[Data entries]

==*==

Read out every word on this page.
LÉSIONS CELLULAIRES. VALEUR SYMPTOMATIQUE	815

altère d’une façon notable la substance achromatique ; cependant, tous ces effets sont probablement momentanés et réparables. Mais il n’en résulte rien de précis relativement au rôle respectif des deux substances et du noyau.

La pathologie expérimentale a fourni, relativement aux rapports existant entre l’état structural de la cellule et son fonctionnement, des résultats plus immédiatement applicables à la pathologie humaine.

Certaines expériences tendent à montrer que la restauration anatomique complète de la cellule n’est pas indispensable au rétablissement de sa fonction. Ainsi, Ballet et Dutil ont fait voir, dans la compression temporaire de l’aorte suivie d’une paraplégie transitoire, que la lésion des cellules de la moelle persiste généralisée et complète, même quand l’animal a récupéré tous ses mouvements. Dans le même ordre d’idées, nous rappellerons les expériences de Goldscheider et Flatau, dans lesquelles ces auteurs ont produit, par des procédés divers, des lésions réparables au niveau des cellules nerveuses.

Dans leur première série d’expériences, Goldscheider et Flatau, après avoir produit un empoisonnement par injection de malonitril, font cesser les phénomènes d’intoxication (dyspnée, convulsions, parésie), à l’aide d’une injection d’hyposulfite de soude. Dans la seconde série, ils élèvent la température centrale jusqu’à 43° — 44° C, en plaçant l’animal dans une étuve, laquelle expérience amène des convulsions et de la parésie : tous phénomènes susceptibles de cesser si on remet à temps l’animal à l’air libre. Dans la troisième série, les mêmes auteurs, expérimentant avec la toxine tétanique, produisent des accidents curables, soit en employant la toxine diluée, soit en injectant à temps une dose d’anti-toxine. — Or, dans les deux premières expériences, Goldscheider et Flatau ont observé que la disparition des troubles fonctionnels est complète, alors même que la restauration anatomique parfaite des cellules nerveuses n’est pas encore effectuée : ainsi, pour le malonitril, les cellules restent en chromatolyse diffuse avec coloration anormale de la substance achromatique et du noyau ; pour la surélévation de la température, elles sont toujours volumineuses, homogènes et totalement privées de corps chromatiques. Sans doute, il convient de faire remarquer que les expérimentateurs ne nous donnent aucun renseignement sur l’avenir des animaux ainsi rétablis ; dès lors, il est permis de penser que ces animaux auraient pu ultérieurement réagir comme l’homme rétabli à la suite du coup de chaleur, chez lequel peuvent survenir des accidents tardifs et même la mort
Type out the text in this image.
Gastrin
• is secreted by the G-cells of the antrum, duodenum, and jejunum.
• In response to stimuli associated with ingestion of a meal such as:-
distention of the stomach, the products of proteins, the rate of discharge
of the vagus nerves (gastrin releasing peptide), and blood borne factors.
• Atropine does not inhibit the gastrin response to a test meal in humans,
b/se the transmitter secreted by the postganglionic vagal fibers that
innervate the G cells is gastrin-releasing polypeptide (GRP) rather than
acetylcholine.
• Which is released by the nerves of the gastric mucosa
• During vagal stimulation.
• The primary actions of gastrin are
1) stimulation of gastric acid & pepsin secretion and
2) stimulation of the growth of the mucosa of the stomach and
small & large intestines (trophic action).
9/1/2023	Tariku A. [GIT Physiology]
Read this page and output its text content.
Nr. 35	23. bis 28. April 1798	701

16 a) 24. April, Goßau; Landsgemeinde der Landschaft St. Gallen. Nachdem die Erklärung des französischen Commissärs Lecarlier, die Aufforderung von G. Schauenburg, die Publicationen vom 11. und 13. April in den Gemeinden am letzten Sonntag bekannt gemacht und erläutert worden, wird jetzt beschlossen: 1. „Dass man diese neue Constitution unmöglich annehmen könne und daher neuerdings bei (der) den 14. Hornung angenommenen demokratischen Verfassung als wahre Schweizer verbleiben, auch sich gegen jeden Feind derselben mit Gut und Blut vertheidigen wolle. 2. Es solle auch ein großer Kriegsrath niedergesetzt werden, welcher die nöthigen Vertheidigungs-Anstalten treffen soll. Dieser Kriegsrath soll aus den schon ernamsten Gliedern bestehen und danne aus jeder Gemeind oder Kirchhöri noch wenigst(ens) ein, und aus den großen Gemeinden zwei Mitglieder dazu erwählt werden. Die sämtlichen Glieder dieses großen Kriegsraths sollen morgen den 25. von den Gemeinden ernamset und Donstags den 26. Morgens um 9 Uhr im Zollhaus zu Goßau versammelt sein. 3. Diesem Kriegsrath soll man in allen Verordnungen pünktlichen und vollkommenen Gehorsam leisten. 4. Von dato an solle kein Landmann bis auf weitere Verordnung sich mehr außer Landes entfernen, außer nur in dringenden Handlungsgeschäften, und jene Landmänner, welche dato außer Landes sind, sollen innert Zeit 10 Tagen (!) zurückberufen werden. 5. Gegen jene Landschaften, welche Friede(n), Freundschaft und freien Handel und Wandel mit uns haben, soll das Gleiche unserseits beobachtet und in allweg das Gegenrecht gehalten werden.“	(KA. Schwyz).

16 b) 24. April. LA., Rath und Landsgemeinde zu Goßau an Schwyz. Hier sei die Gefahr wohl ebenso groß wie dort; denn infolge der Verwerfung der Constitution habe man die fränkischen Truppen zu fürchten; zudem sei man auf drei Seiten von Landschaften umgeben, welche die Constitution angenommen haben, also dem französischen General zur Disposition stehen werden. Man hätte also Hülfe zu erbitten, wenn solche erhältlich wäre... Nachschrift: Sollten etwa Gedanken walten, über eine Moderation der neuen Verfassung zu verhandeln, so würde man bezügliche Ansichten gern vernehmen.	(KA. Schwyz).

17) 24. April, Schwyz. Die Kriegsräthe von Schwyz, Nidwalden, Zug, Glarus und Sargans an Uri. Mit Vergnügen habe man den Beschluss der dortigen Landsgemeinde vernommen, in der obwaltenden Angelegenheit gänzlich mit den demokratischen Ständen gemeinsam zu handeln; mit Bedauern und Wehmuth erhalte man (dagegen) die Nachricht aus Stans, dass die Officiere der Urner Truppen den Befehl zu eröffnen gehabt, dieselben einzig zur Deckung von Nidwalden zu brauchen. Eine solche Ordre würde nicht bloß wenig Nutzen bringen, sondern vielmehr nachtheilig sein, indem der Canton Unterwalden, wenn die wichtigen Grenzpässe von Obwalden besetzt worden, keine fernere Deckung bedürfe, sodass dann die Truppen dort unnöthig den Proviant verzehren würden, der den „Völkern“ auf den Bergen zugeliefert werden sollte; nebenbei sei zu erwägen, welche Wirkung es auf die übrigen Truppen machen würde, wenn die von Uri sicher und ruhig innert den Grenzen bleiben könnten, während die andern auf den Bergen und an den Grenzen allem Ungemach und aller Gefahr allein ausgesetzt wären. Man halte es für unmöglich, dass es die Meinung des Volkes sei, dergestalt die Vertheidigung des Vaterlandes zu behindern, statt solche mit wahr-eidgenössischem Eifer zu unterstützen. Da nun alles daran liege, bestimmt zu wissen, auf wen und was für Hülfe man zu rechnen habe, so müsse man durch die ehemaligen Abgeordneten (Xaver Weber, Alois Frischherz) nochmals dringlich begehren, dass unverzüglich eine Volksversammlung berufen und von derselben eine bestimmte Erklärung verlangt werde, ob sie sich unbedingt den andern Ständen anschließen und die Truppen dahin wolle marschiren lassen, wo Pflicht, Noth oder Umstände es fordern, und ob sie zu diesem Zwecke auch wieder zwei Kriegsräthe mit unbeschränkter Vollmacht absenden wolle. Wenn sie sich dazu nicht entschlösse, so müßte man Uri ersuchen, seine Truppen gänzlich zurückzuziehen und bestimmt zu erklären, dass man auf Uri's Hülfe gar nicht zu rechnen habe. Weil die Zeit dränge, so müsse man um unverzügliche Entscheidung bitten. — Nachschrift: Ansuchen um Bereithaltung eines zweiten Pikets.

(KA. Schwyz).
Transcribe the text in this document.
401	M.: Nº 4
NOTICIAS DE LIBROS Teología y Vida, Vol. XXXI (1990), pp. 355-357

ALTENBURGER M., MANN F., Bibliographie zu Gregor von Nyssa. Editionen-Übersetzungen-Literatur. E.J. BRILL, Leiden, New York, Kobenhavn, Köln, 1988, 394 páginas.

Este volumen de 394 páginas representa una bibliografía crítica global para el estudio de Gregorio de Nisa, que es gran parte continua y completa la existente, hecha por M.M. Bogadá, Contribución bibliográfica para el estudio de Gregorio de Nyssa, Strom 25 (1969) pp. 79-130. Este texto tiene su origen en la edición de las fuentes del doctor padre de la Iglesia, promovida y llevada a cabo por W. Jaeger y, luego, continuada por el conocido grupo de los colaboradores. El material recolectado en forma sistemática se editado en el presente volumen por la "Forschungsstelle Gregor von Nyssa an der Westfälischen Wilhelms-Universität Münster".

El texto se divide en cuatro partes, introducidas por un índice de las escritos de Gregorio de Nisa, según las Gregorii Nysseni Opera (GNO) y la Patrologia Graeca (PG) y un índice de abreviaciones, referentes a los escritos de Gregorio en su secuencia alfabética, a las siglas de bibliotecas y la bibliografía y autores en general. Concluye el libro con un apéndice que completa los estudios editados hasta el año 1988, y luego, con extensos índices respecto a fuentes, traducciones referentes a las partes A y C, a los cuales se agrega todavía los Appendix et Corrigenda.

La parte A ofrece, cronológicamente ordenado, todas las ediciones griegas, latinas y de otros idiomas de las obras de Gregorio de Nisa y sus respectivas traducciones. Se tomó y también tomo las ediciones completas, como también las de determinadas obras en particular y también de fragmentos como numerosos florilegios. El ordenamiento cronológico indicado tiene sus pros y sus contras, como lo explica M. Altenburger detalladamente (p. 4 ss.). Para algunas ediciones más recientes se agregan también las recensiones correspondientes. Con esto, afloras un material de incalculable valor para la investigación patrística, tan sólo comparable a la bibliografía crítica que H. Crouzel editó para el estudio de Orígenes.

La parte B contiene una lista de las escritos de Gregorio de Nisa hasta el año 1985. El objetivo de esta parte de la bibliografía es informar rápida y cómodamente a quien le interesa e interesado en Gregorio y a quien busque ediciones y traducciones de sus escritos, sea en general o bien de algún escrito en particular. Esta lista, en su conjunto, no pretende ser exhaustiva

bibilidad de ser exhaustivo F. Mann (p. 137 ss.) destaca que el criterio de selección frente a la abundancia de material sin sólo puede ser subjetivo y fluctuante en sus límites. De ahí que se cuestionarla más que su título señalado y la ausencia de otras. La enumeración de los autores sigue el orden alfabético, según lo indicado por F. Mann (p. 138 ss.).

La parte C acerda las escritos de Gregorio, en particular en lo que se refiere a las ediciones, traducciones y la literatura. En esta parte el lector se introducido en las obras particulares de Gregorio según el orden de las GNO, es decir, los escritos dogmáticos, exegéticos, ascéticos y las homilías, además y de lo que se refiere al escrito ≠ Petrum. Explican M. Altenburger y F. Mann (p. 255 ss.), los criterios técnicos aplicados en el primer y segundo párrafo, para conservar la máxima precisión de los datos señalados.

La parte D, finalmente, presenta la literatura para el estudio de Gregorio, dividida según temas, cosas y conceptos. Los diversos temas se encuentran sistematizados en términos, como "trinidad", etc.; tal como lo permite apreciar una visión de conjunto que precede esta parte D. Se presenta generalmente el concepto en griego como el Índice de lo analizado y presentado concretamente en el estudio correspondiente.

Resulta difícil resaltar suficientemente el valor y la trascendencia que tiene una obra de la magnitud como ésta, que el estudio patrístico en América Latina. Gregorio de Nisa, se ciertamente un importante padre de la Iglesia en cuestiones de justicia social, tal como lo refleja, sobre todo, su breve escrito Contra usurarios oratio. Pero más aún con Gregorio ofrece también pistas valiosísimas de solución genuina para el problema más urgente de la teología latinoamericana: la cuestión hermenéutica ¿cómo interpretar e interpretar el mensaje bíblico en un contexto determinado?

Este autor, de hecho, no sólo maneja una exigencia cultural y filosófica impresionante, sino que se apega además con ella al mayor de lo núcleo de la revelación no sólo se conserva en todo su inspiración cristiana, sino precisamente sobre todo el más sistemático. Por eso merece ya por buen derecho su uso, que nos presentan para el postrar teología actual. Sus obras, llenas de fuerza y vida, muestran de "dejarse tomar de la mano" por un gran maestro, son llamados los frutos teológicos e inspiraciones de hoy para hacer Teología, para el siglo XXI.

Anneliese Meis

==*==

### TASK DESCRIPTION
What lines of the preceding data include the string "mucosa"? Pull them out.

### TASK OUTPUT
• Which is released by the nerves of the gastric mucosa
2) stimulation of the growth of the mucosa of the stomach and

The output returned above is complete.